Identify and reproduce every line holding the string "name".

BEGIN

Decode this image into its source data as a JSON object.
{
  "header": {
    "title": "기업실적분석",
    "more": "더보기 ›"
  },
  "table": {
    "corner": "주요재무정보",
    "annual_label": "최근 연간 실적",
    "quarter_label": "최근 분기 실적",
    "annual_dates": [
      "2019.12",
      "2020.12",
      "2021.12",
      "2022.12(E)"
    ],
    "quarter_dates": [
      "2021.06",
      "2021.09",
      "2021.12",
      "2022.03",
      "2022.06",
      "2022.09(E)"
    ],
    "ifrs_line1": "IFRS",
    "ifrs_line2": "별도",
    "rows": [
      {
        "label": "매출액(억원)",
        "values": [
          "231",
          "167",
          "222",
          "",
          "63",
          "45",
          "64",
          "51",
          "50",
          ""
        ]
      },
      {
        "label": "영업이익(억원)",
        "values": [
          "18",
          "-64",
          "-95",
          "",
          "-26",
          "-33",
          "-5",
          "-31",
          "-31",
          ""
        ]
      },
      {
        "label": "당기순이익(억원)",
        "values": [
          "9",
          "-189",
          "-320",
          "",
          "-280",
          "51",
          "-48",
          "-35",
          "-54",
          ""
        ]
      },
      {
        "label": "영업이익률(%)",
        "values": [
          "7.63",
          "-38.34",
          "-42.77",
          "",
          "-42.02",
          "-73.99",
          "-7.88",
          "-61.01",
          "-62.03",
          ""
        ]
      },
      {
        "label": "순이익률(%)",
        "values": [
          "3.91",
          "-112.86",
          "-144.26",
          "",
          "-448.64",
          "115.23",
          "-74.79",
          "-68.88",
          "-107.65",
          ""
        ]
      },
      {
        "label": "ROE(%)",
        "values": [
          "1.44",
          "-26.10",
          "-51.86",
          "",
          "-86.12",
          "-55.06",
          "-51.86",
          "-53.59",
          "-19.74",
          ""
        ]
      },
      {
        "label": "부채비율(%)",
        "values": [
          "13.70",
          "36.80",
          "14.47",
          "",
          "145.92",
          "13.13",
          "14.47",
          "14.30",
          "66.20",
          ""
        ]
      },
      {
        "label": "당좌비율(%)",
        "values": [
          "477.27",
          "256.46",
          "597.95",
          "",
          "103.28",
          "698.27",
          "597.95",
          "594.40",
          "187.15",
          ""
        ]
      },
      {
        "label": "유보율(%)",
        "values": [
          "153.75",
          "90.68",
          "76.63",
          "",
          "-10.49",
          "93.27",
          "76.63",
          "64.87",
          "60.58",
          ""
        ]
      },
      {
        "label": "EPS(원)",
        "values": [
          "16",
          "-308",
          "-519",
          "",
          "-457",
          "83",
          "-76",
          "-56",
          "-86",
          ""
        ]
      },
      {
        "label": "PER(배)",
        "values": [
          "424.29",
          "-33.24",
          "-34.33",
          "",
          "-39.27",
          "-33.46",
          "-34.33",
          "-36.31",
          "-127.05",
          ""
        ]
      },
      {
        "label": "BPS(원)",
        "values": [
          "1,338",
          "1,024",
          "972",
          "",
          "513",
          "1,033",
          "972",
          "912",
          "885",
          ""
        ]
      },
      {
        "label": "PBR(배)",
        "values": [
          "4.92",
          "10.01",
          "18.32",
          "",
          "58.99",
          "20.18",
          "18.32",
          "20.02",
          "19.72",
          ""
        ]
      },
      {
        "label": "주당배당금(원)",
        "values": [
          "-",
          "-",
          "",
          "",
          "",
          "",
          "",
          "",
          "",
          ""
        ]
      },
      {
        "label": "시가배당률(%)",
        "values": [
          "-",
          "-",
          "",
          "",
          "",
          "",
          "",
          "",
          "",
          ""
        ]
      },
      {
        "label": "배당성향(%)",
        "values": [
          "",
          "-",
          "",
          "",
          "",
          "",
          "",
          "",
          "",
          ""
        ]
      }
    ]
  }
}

END
BEGIN

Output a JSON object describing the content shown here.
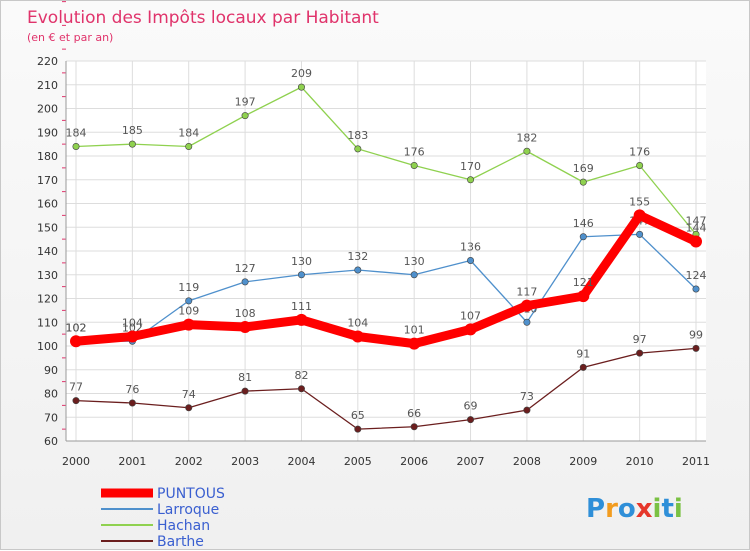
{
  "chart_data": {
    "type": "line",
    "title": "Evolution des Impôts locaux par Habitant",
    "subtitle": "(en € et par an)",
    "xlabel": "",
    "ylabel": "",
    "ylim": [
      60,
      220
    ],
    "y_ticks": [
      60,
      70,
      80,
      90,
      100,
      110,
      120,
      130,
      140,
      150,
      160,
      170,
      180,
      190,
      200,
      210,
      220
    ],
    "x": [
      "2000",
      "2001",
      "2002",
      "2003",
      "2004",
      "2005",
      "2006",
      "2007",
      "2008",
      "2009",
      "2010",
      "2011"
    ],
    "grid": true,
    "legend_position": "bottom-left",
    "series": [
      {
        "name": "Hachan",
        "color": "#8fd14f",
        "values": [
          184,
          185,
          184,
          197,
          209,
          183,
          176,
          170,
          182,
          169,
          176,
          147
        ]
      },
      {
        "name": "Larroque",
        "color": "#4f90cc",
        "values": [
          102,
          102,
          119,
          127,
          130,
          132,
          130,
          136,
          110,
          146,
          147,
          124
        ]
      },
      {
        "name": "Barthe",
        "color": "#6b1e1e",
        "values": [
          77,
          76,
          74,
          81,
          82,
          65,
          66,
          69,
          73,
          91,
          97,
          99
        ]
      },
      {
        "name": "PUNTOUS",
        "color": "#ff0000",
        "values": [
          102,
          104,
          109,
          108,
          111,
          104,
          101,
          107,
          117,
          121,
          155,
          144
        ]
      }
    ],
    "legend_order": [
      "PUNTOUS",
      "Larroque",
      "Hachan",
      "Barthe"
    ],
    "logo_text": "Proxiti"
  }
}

END

- **Solution to this exercise**:
        "name": "Hachan",
        "name": "Larroque",
        "name": "Barthe",
        "name": "PUNTOUS",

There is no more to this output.